* [Description of the task] In the lines below, change "legend-swatch" to "legend-marker" wherever it occurs, leaving everything else unchanged. Leave the pictures out of your answer.

* [Dataset records]
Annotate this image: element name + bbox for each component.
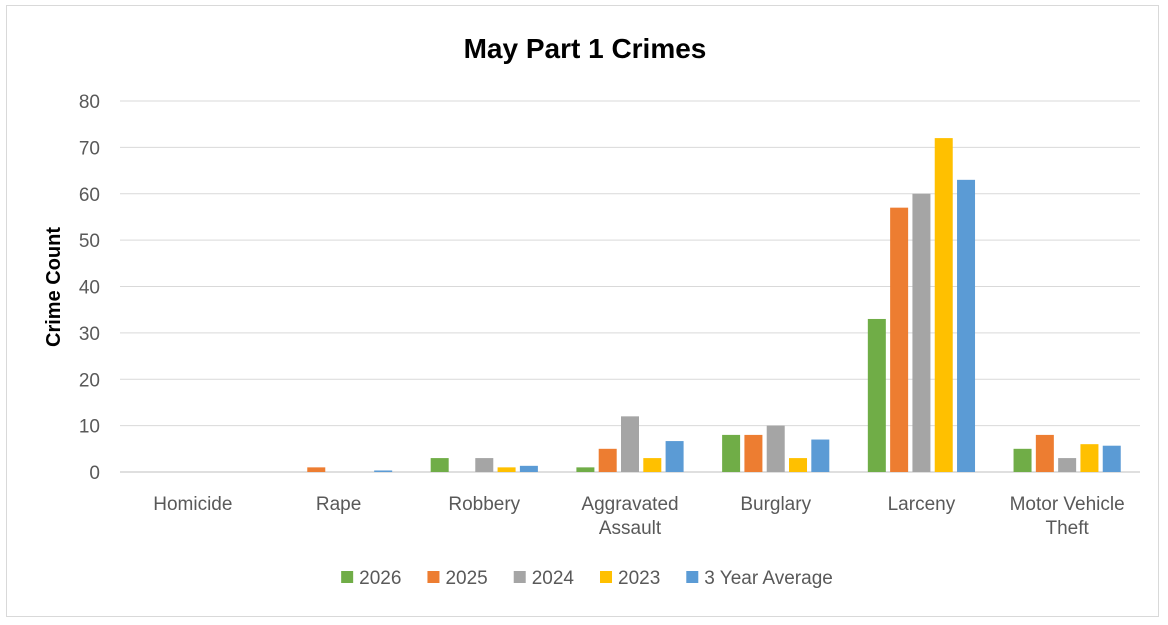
bar — [1013, 448, 1032, 472]
y-tick-label: 70 — [79, 138, 100, 159]
bar — [744, 434, 763, 472]
legend-label: 2023 — [618, 568, 660, 589]
y-tick-label: 60 — [79, 185, 100, 206]
bar — [722, 434, 741, 472]
bar — [374, 470, 393, 472]
bar — [890, 207, 909, 472]
legend-label: 2026 — [359, 568, 401, 589]
x-axis-categories: Homicide Rape Robbery Aggravated Assault Burg… — [153, 494, 1124, 539]
x-category-label: Motor Vehicle Theft — [1010, 494, 1125, 539]
x-category-label: Larceny — [888, 494, 956, 515]
bar — [621, 416, 639, 472]
x-category-label: Robbery — [448, 494, 520, 515]
y-tick-label: 0 — [89, 463, 100, 484]
bar — [430, 458, 449, 472]
legend-swatch — [686, 571, 699, 583]
legend-label: 2024 — [532, 568, 575, 589]
bar — [576, 467, 595, 472]
bar — [497, 467, 516, 472]
bar — [307, 467, 326, 472]
y-tick-label: 40 — [79, 278, 100, 299]
legend-swatch — [427, 571, 440, 583]
bar — [789, 458, 808, 472]
bars — [307, 138, 1121, 472]
bar — [1102, 445, 1121, 472]
bar — [643, 458, 662, 472]
legend: 2026 2025 2024 2023 3 Year Average — [341, 568, 833, 589]
x-category-label: Aggravated Assault — [581, 494, 678, 539]
y-tick-label: 50 — [79, 231, 100, 252]
y-tick-label: 30 — [79, 324, 100, 345]
bar — [1058, 458, 1077, 472]
bar — [598, 448, 617, 472]
y-axis-ticks: 0 10 20 30 40 50 60 70 80 — [79, 92, 100, 484]
bar — [811, 439, 830, 472]
legend-swatch — [513, 571, 526, 583]
bar — [867, 318, 886, 472]
x-category-label: Rape — [316, 494, 361, 515]
y-tick-label: 80 — [79, 92, 100, 113]
bar — [665, 441, 684, 472]
y-tick-label: 20 — [79, 370, 100, 391]
bar — [475, 458, 494, 472]
legend-label: 2025 — [445, 568, 487, 589]
y-axis-label: Crime Count — [43, 227, 65, 347]
x-category-label: Homicide — [153, 494, 232, 515]
bar — [912, 193, 931, 472]
bar — [766, 425, 785, 472]
legend-label: 3 Year Average — [704, 568, 833, 589]
legend-swatch — [600, 571, 613, 583]
y-tick-label: 10 — [79, 417, 100, 438]
bar — [1080, 444, 1099, 472]
chart-title: May Part 1 Crimes — [464, 33, 707, 64]
bar — [957, 179, 976, 472]
bar — [1035, 434, 1054, 472]
legend-swatch — [341, 571, 354, 583]
x-category-label: Burglary — [740, 494, 811, 515]
bar — [934, 138, 953, 472]
bar — [519, 465, 538, 472]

* [Response below]
Annotate this image: element name + bbox for each component.
bar — [1013, 448, 1032, 472]
y-tick-label: 70 — [79, 138, 100, 159]
bar — [744, 434, 763, 472]
legend-label: 2023 — [618, 568, 660, 589]
y-tick-label: 60 — [79, 185, 100, 206]
bar — [722, 434, 741, 472]
bar — [374, 470, 393, 472]
bar — [890, 207, 909, 472]
legend-label: 2026 — [359, 568, 401, 589]
x-axis-categories: Homicide Rape Robbery Aggravated Assault Burg… — [153, 494, 1124, 539]
x-category-label: Motor Vehicle Theft — [1010, 494, 1125, 539]
x-category-label: Larceny — [888, 494, 956, 515]
bar — [621, 416, 639, 472]
x-category-label: Robbery — [448, 494, 520, 515]
y-tick-label: 0 — [89, 463, 100, 484]
bar — [430, 458, 449, 472]
legend-marker — [686, 571, 699, 583]
legend-label: 2024 — [532, 568, 575, 589]
bar — [576, 467, 595, 472]
bar — [497, 467, 516, 472]
bar — [307, 467, 326, 472]
y-tick-label: 40 — [79, 278, 100, 299]
legend-marker — [427, 571, 440, 583]
bar — [789, 458, 808, 472]
bars — [307, 138, 1121, 472]
bar — [1102, 445, 1121, 472]
bar — [643, 458, 662, 472]
legend: 2026 2025 2024 2023 3 Year Average — [341, 568, 833, 589]
x-category-label: Aggravated Assault — [581, 494, 678, 539]
y-tick-label: 50 — [79, 231, 100, 252]
y-tick-label: 30 — [79, 324, 100, 345]
bar — [1058, 458, 1077, 472]
bar — [598, 448, 617, 472]
y-axis-ticks: 0 10 20 30 40 50 60 70 80 — [79, 92, 100, 484]
bar — [811, 439, 830, 472]
legend-marker — [513, 571, 526, 583]
bar — [867, 318, 886, 472]
x-category-label: Rape — [316, 494, 361, 515]
y-tick-label: 80 — [79, 92, 100, 113]
bar — [665, 441, 684, 472]
y-tick-label: 20 — [79, 370, 100, 391]
bar — [475, 458, 494, 472]
legend-label: 2025 — [445, 568, 487, 589]
y-axis-label: Crime Count — [43, 227, 65, 347]
x-category-label: Homicide — [153, 494, 232, 515]
bar — [912, 193, 931, 472]
bar — [766, 425, 785, 472]
legend-label: 3 Year Average — [704, 568, 833, 589]
legend-marker — [600, 571, 613, 583]
y-tick-label: 10 — [79, 417, 100, 438]
bar — [1080, 444, 1099, 472]
chart-title: May Part 1 Crimes — [464, 33, 707, 64]
bar — [957, 179, 976, 472]
bar — [1035, 434, 1054, 472]
legend-marker — [341, 571, 354, 583]
x-category-label: Burglary — [740, 494, 811, 515]
bar — [934, 138, 953, 472]
bar — [519, 465, 538, 472]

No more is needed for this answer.